DATASET ROWS

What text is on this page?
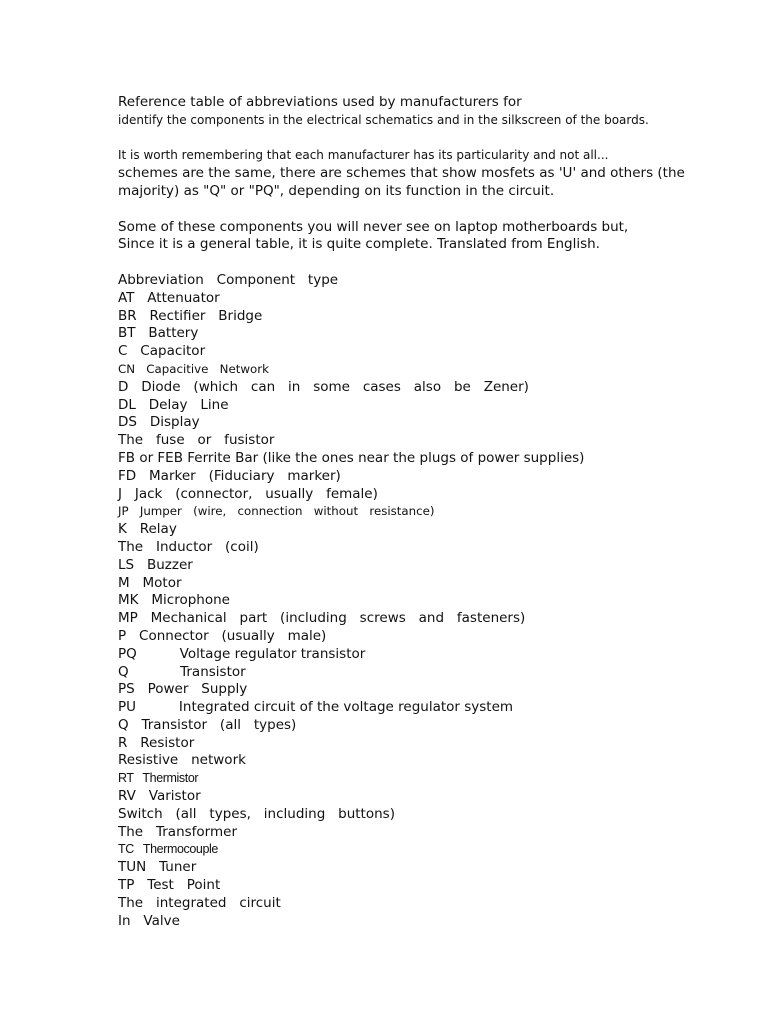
Reference table of abbreviations used by manufacturers for
identify the components in the electrical schematics and in the silkscreen of the boards.
It is worth remembering that each manufacturer has its particularity and not all...
schemes are the same, there are schemes that show mosfets as 'U' and others (the
majority) as "Q" or "PQ", depending on its function in the circuit.
Some of these components you will never see on laptop motherboards but,
Since it is a general table, it is quite complete. Translated from English.
Abbreviation   Component   type
AT   Attenuator
BR   Rectifier   Bridge
BT   Battery
C   Capacitor
CN   Capacitive   Network
D   Diode   (which   can   in   some   cases   also   be   Zener)
DL   Delay   Line
DS   Display
The   fuse   or   fusistor
FB or FEB Ferrite Bar (like the ones near the plugs of power supplies)
FD   Marker   (Fiduciary   marker)
J   Jack   (connector,   usually   female)
JP   Jumper   (wire,   connection   without   resistance)
K   Relay
The   Inductor   (coil)
LS   Buzzer
M   Motor
MK   Microphone
MP   Mechanical   part   (including   screws   and   fasteners)
P   Connector   (usually   male)
PQ          Voltage regulator transistor
Q            Transistor
PS   Power   Supply
PU          Integrated circuit of the voltage regulator system
Q   Transistor   (all   types)
R   Resistor
Resistive   network
RT   Thermistor
RV   Varistor
Switch   (all   types,   including   buttons)
The   Transformer
TC   Thermocouple
TUN   Tuner
TP   Test   Point
The   integrated   circuit
In   Valve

EXERCISE AIM
Select all lines in the listing above where the word "that" appears, and show them.

ANSWER FOR THE TASK
It is worth remembering that each manufacturer has its particularity and not all...
schemes are the same, there are schemes that show mosfets as 'U' and others (the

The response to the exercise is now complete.